*Kutipan Teks*.
Tuesday, May 29, 2007

Mengapa Keputusan Kelompok seringkali Kurang Memuaskan ?

Hambatan dalam Pengambilan Keputusan Kelompok Kerja ?

Pada awal tahun anggaran, kita biasanya mengadakan rapat guna mempersiapkan pelaksanaan kegiatan. Untuk kegiatan rutin atau kegiatan yang pernah dilakukan pada tahun sebelumnya, tidak banyak masalah yang dibahas. Tinggal evaluasi kegiatan tahun kemaren, sedikit perbaikan disana-sini…yak…oke…kegiatan dapat segera dilaksanakan dan rapat bisa cepat selesai. Tetapi untuk kegiatan yang relatif baru, sudah lama tidak dilaksanakan, apalagi belum pernah dilaksanakan, banyak sekali masalah yang akan dibahas sehingga rapat akan menjadi sangat lama, banyak perdebatan, banyak diskusi, melelahkan….tetapi kadang-kadang hasilnya kurang memuaskan bagi Anda. Kadang Anda ingin berontak, atau protes…. berusaha mengajukan berbagai argumen….tetapi mau bagaimana lagi. Itu telah menjadi keputusan tim dan telah dilakukan secara demokratis. Lalu bagaimana dengan Anda ? Apa Anda tetep bergabung dalam tim kerja atau malah mungkin minta dicoret dari daftar panitia ?

Michael West dalam bukunya Effective Teamwork menjelaskan bahwa pada dasarnya pengambilan keputusan kelompok itu secara kualitas hasilnya cenderung lebih baik daripada rata-rata keputusan yang diambil oleh setiap anggota, namun kualitasnya tetap dibawah keputusan yang diambil oleh anggota terbaik. Mengapa demikian ? Banyak hasil penelitian membuktikan bahwa ada fenomena psikologis yang disebut dengan ’keengganan sosial’ (social loafing) yang menyebabkan setiap individu kurang berupaya secara sungguh-sungguh atau tidak mengeluarkan kemampuan maksimalnya jika bekerja dalam sebuah tim. Nah menurut pengamatan Anda, apakah setiap peserta rapat sudah mengeluarkan kemampuan terbaiknya ?

Disamping social loafing, ada banyak faktor yang menyebabkan keputusan kelompok menjadi kurang optimal. Para ahli perilaku organisasi dan psikologi sosial telah mengidentifikasi proses sosial yang mengakibatkan kekurangan kualitas dalam proses pengambilan keputusan kelompok, sebagai berikut :

  1. Faktor-faktor Kepribadian, faktor malu terutama pada PNS yang masih baru, masih junior atau habis mutasi dari unit kerja lain, menjadi penghambat dalam mengutarakan pendapat dalam suatu rapat. Padahal teorinya orang baru dapat juga dianggap sebagai age of change dari suatu organisasi. Tetapi budaya kita seringkali memaksa orang baru untuk lebih banyak diam daripada dianggap lancang atau ’keminter’ oleh teman sekerja lain.

*Bagian Data*.
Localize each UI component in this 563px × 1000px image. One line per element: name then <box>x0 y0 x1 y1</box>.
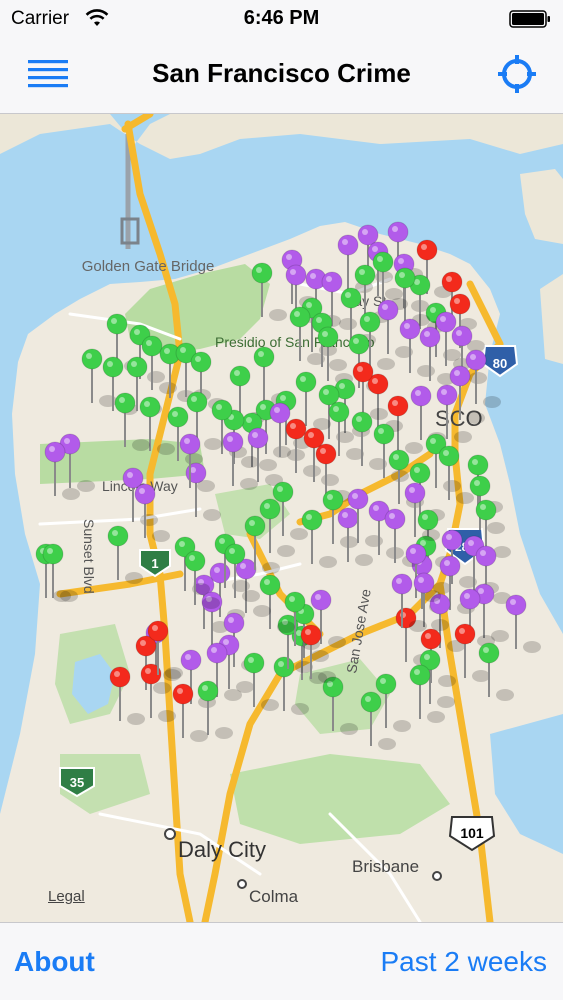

*Soal Latihan*.
Jawablah pertanyaan berikut berdasarkan teks tentang pengambilan keputusan kelompok.
(a) Seberapa banyak masalah yang dibahas dalam rapat untuk kegiatan rutin?
(b) Menurut Michael West, bagaimana kualitas keputusan kelompok dibandingkan dengan keputusan yang diambil oleh anggota terbaik?
(c) Budaya kita seringkali memaksa orang baru untuk lebih banyak diam daripada dianggap bagaimana oleh teman sekerja lain?
Data tersebut tidak diperlukan dalam pengerjaan tugas ini.

*Jawaban Akhir*.
(a) Tidak banyak masalah yang dibahas.
(b) Kualitasnya tetap di bawah keputusan yang diambil oleh anggota terbaik.
(c) Dianggap lancang atau ’keminter’.